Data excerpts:
****************************************
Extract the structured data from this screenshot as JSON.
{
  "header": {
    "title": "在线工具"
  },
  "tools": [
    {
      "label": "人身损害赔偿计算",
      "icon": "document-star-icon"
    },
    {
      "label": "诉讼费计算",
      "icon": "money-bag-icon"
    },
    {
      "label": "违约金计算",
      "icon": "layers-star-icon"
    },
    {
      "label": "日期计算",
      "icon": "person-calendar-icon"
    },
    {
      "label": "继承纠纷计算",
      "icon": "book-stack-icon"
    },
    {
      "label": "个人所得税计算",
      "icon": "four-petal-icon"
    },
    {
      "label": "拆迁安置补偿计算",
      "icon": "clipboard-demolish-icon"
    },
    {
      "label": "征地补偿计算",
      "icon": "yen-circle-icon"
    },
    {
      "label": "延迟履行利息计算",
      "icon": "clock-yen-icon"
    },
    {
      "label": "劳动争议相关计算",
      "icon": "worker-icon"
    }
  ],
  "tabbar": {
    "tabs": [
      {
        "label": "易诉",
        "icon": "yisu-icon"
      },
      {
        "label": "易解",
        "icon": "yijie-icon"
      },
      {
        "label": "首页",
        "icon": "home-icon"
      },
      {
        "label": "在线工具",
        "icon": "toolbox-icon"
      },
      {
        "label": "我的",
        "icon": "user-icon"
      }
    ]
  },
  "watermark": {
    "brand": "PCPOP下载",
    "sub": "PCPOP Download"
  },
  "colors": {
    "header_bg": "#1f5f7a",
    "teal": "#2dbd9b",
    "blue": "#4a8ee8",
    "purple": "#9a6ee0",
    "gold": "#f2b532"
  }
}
****************************************
Task brief
Word for word, extract all the records.

Solution to this problem
Extract the structured data from this screenshot as JSON.
{
  "header": {
    "title": "在线工具"
  },
  "tools": [
    {
      "label": "人身损害赔偿计算",
      "icon": "document-star-icon"
    },
    {
      "label": "诉讼费计算",
      "icon": "money-bag-icon"
    },
    {
      "label": "违约金计算",
      "icon": "layers-star-icon"
    },
    {
      "label": "日期计算",
      "icon": "person-calendar-icon"
    },
    {
      "label": "继承纠纷计算",
      "icon": "book-stack-icon"
    },
    {
      "label": "个人所得税计算",
      "icon": "four-petal-icon"
    },
    {
      "label": "拆迁安置补偿计算",
      "icon": "clipboard-demolish-icon"
    },
    {
      "label": "征地补偿计算",
      "icon": "yen-circle-icon"
    },
    {
      "label": "延迟履行利息计算",
      "icon": "clock-yen-icon"
    },
    {
      "label": "劳动争议相关计算",
      "icon": "worker-icon"
    }
  ],
  "tabbar": {
    "tabs": [
      {
        "label": "易诉",
        "icon": "yisu-icon"
      },
      {
        "label": "易解",
        "icon": "yijie-icon"
      },
      {
        "label": "首页",
        "icon": "home-icon"
      },
      {
        "label": "在线工具",
        "icon": "toolbox-icon"
      },
      {
        "label": "我的",
        "icon": "user-icon"
      }
    ]
  },
  "watermark": {
    "brand": "PCPOP下载",
    "sub": "PCPOP Download"
  },
  "colors": {
    "header_bg": "#1f5f7a",
    "teal": "#2dbd9b",
    "blue": "#4a8ee8",
    "purple": "#9a6ee0",
    "gold": "#f2b532"
  }
}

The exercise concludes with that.